■ Your objective
Below are some records; return each one exactly.

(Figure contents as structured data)
* Begin *
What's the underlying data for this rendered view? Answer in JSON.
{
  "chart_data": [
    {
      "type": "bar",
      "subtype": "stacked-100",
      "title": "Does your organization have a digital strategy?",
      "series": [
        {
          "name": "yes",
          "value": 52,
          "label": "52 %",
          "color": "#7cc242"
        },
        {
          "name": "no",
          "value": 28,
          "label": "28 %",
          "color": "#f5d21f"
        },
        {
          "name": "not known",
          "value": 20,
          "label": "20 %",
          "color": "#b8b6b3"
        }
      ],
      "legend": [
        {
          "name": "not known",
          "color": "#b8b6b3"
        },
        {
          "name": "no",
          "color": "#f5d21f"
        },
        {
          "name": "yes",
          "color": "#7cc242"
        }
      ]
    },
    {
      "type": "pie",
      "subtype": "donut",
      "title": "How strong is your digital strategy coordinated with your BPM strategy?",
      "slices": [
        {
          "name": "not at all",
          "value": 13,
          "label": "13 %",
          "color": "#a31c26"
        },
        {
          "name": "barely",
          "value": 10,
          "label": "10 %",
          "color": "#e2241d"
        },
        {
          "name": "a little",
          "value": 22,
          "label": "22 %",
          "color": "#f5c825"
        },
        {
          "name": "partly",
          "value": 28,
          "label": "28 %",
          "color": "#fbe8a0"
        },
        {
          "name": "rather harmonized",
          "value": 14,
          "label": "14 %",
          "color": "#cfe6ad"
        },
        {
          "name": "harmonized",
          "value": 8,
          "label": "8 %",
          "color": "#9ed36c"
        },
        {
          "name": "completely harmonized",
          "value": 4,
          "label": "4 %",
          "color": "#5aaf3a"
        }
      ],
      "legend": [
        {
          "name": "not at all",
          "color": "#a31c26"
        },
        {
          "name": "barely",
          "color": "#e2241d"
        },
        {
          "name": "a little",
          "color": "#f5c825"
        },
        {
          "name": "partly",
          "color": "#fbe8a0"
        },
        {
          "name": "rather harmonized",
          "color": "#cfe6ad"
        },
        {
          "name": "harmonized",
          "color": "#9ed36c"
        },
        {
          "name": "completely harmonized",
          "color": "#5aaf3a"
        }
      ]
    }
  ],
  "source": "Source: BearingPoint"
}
* End *
■ Exercise result
What's the underlying data for this rendered view? Answer in JSON.
{
  "chart_data": [
    {
      "type": "bar",
      "subtype": "stacked-100",
      "title": "Does your organization have a digital strategy?",
      "series": [
        {
          "name": "yes",
          "value": 52,
          "label": "52 %",
          "color": "#7cc242"
        },
        {
          "name": "no",
          "value": 28,
          "label": "28 %",
          "color": "#f5d21f"
        },
        {
          "name": "not known",
          "value": 20,
          "label": "20 %",
          "color": "#b8b6b3"
        }
      ],
      "legend": [
        {
          "name": "not known",
          "color": "#b8b6b3"
        },
        {
          "name": "no",
          "color": "#f5d21f"
        },
        {
          "name": "yes",
          "color": "#7cc242"
        }
      ]
    },
    {
      "type": "pie",
      "subtype": "donut",
      "title": "How strong is your digital strategy coordinated with your BPM strategy?",
      "slices": [
        {
          "name": "not at all",
          "value": 13,
          "label": "13 %",
          "color": "#a31c26"
        },
        {
          "name": "barely",
          "value": 10,
          "label": "10 %",
          "color": "#e2241d"
        },
        {
          "name": "a little",
          "value": 22,
          "label": "22 %",
          "color": "#f5c825"
        },
        {
          "name": "partly",
          "value": 28,
          "label": "28 %",
          "color": "#fbe8a0"
        },
        {
          "name": "rather harmonized",
          "value": 14,
          "label": "14 %",
          "color": "#cfe6ad"
        },
        {
          "name": "harmonized",
          "value": 8,
          "label": "8 %",
          "color": "#9ed36c"
        },
        {
          "name": "completely harmonized",
          "value": 4,
          "label": "4 %",
          "color": "#5aaf3a"
        }
      ],
      "legend": [
        {
          "name": "not at all",
          "color": "#a31c26"
        },
        {
          "name": "barely",
          "color": "#e2241d"
        },
        {
          "name": "a little",
          "color": "#f5c825"
        },
        {
          "name": "partly",
          "color": "#fbe8a0"
        },
        {
          "name": "rather harmonized",
          "color": "#cfe6ad"
        },
        {
          "name": "harmonized",
          "color": "#9ed36c"
        },
        {
          "name": "completely harmonized",
          "color": "#5aaf3a"
        }
      ]
    }
  ],
  "source": "Source: BearingPoint"
}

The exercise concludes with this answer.